From the entries that follow, pick out all lines holding "Grandissante".

** start GIVEN DATA **

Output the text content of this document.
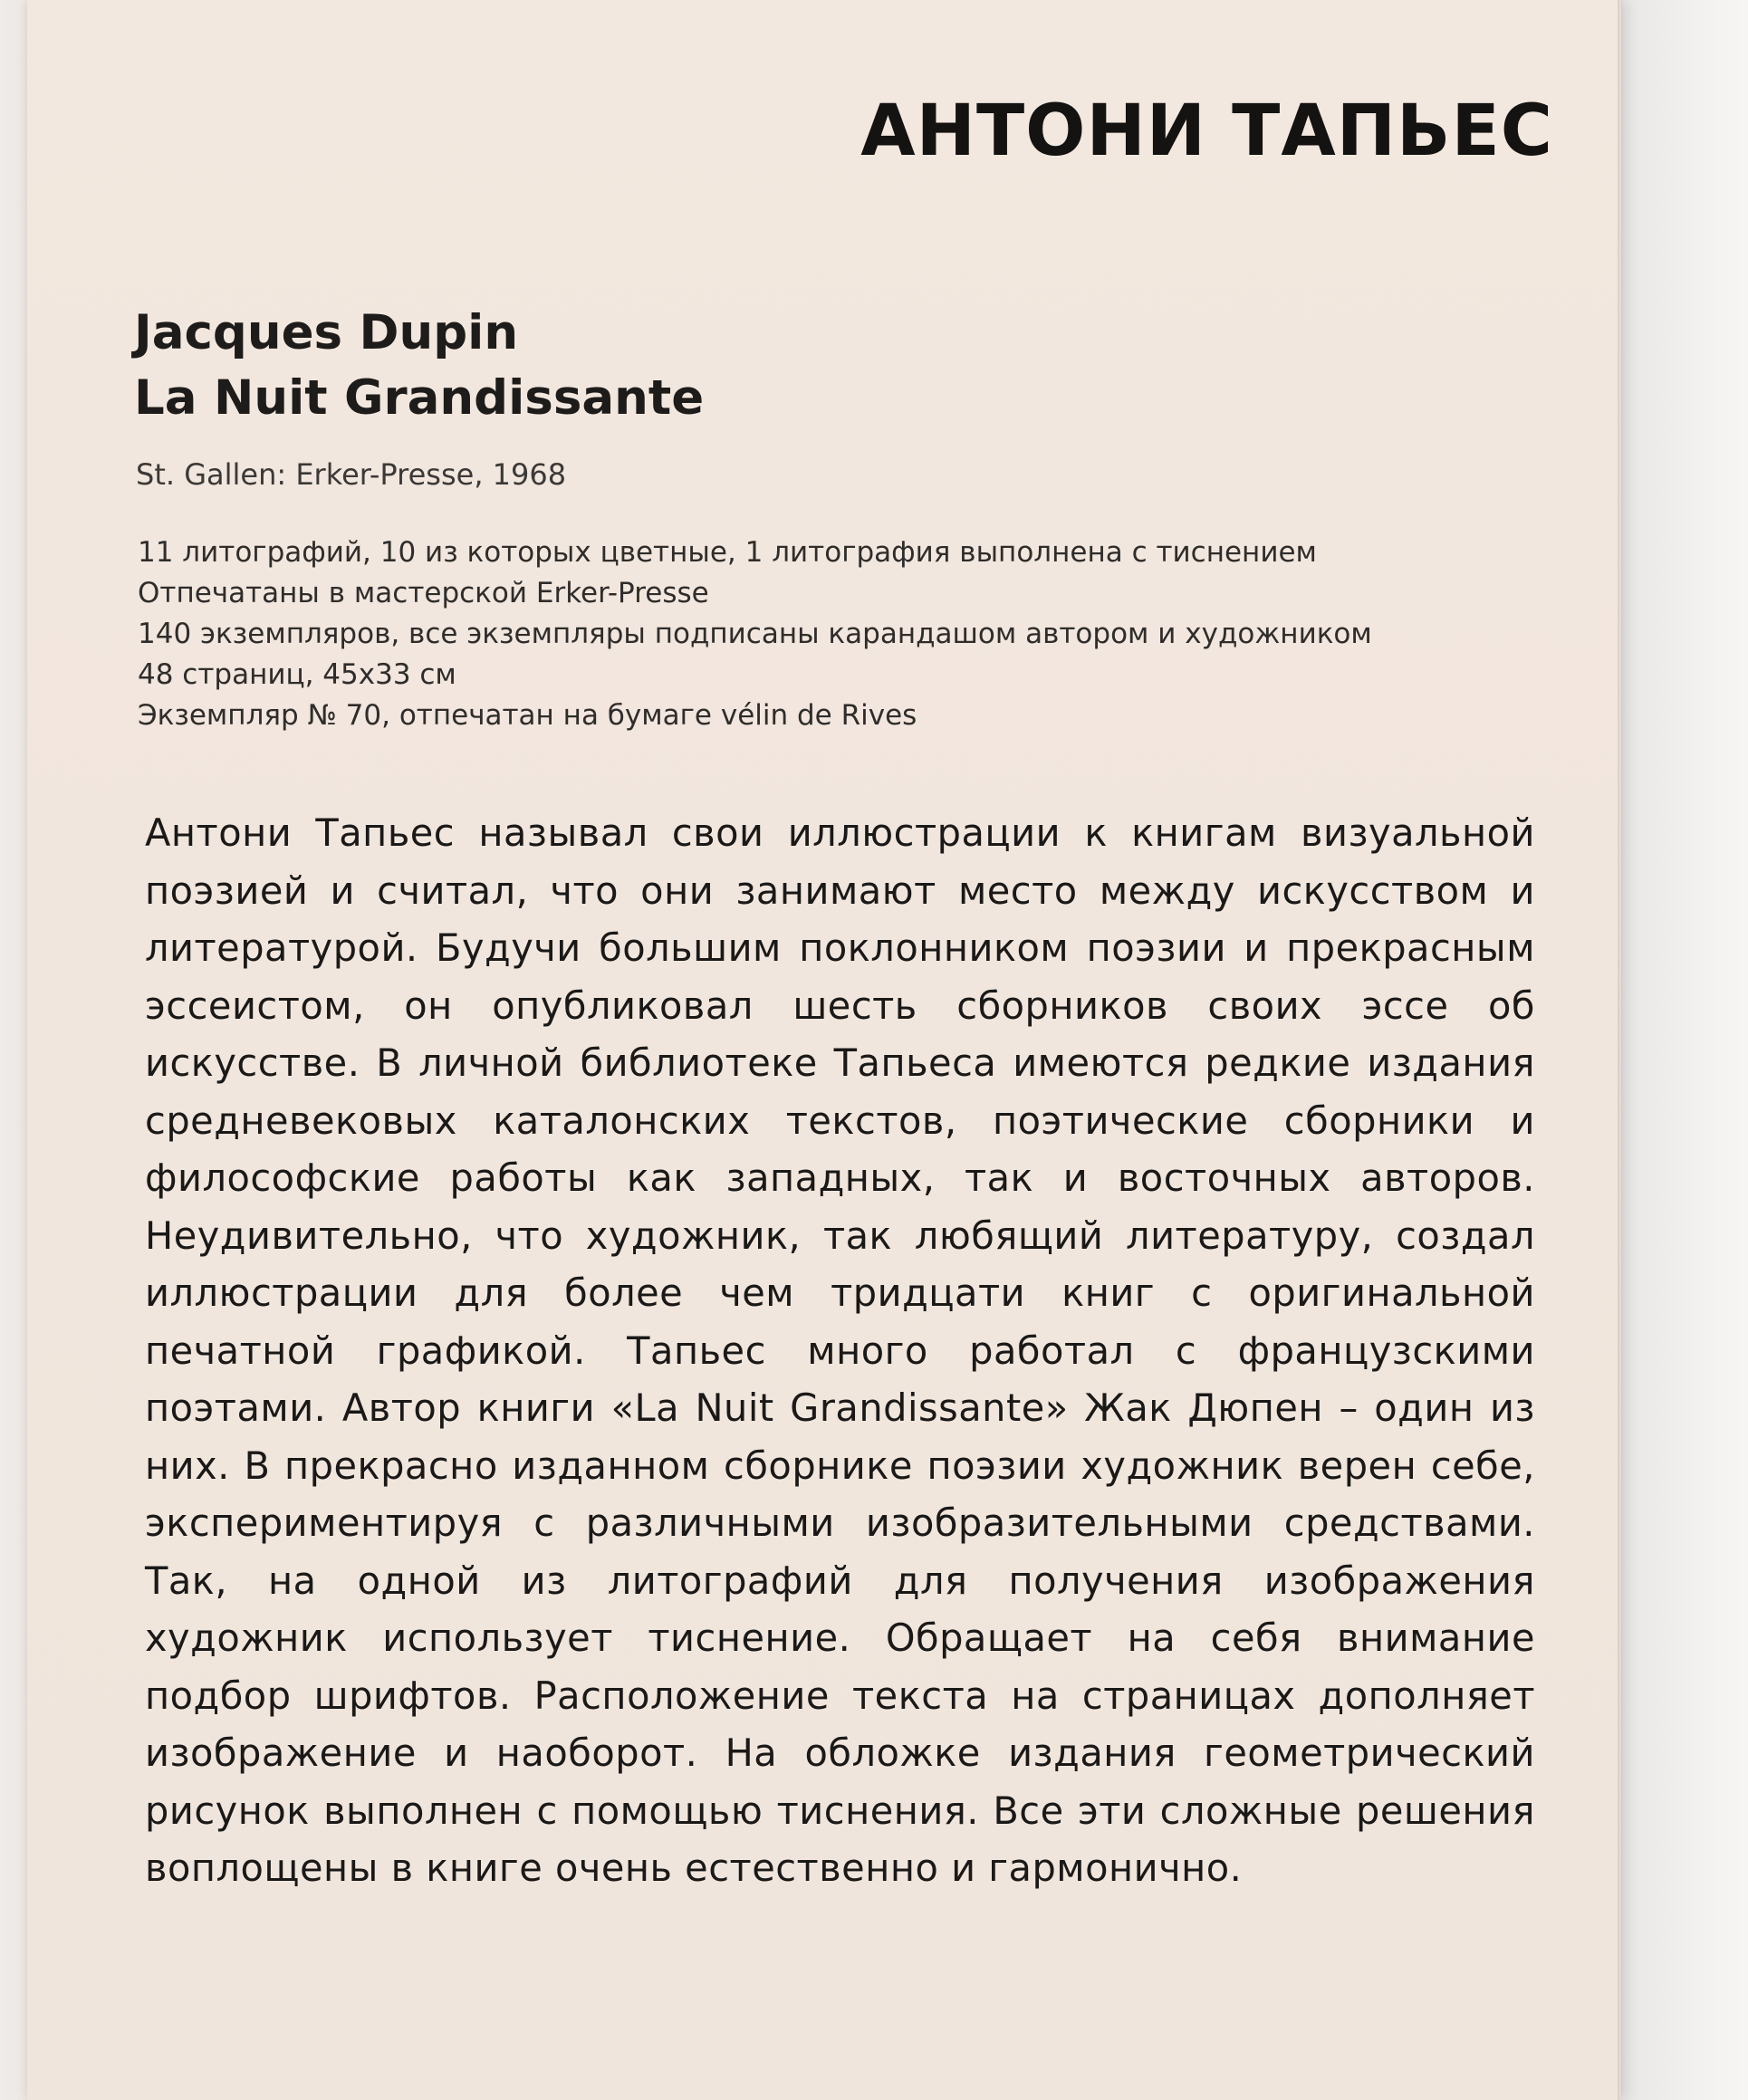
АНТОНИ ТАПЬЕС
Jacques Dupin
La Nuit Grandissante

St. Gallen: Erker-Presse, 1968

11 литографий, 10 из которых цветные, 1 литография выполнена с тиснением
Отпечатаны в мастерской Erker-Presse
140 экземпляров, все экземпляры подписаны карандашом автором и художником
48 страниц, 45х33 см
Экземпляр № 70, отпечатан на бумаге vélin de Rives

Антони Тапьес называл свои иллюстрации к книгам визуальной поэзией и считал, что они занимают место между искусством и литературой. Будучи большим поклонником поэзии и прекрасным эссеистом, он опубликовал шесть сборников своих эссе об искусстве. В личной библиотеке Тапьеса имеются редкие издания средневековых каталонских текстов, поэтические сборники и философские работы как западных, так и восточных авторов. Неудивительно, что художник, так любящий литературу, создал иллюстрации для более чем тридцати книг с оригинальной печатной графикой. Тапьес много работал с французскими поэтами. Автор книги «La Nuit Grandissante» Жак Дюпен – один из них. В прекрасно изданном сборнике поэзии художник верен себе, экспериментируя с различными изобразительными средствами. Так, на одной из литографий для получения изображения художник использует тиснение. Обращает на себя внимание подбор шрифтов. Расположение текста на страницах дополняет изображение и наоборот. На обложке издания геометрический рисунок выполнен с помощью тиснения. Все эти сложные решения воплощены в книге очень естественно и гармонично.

** end GIVEN DATA **
** start GIVEN DATA **

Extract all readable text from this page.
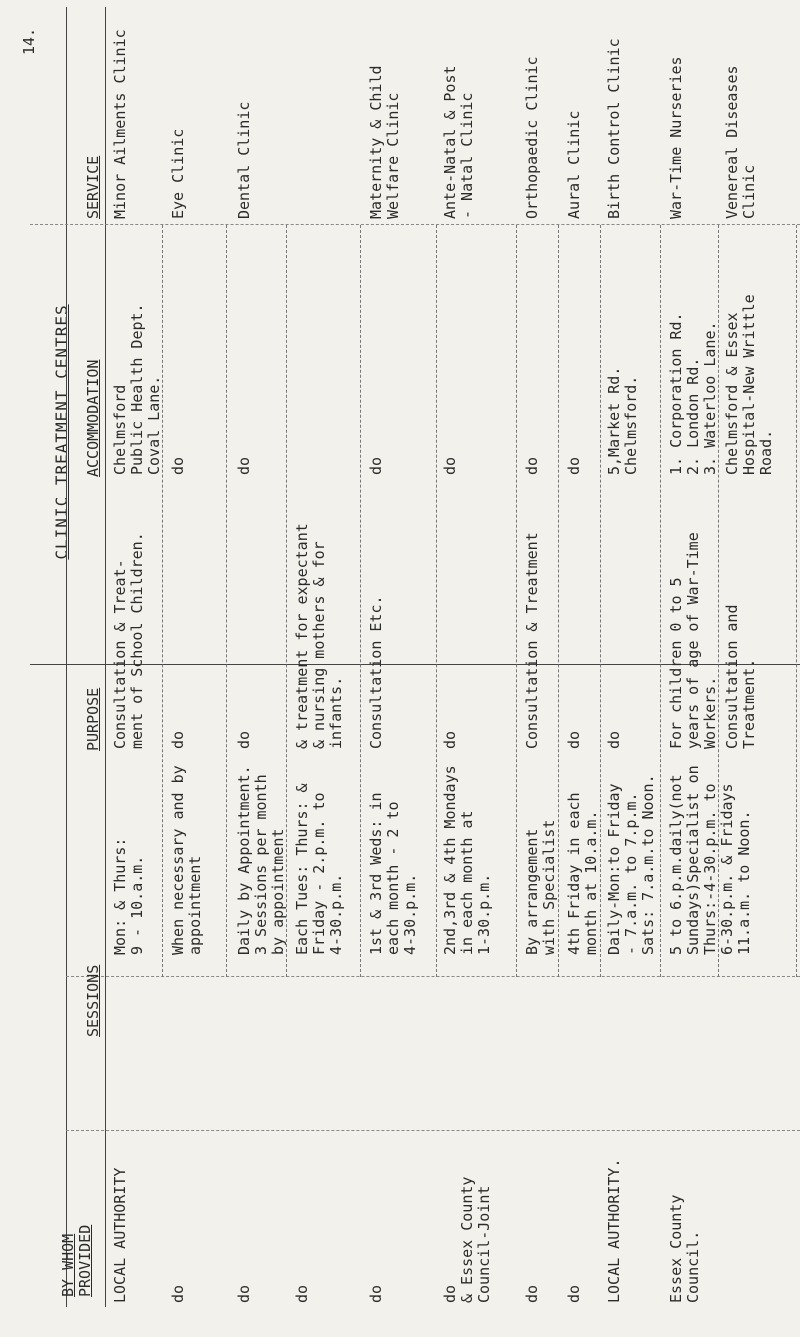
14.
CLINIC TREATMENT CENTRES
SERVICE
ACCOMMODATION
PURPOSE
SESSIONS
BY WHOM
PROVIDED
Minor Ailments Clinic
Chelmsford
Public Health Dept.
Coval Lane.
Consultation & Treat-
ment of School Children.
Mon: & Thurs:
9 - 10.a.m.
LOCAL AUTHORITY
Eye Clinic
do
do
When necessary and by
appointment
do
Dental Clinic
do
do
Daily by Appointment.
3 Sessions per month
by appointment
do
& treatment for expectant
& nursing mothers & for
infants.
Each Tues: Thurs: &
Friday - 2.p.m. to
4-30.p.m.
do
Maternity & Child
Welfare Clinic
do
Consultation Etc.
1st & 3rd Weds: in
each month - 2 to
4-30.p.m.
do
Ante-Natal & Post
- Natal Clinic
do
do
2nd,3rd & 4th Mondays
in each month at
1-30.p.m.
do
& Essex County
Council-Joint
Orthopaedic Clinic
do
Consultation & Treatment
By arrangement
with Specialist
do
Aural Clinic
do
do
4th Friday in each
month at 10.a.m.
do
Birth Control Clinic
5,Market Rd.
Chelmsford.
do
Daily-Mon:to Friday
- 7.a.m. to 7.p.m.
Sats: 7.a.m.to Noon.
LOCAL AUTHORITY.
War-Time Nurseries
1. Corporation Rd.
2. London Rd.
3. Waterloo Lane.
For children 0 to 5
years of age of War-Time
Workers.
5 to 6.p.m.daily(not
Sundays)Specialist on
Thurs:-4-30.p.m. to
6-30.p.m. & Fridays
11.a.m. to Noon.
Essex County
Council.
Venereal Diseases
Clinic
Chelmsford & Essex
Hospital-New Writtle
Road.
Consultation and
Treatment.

** end GIVEN DATA **

REPLY TO THE EXERCISE:
La Nuit Grandissante
Антони Тапьес называл свои иллюстрации к книгам визуальной поэзией и считал, что они занимают место между искусством и литературой. Будучи большим поклонником поэзии и прекрасным эссеистом, он опубликовал шесть сборников своих эссе об искусстве. В личной библиотеке Тапьеса имеются редкие издания средневековых каталонских текстов, поэтические сборники и философские работы как западных, так и восточных авторов. Неудивительно, что художник, так любящий литературу, создал иллюстрации для более чем тридцати книг с оригинальной печатной графикой. Тапьес много работал с французскими поэтами. Автор книги «La Nuit Grandissante» Жак Дюпен – один из них. В прекрасно изданном сборнике поэзии художник верен себе, экспериментируя с различными изобразительными средствами. Так, на одной из литографий для получения изображения художник использует тиснение. Обращает на себя внимание подбор шрифтов. Расположение текста на страницах дополняет изображение и наоборот. На обложке издания геометрический рисунок выполнен с помощью тиснения. Все эти сложные решения воплощены в книге очень естественно и гармонично.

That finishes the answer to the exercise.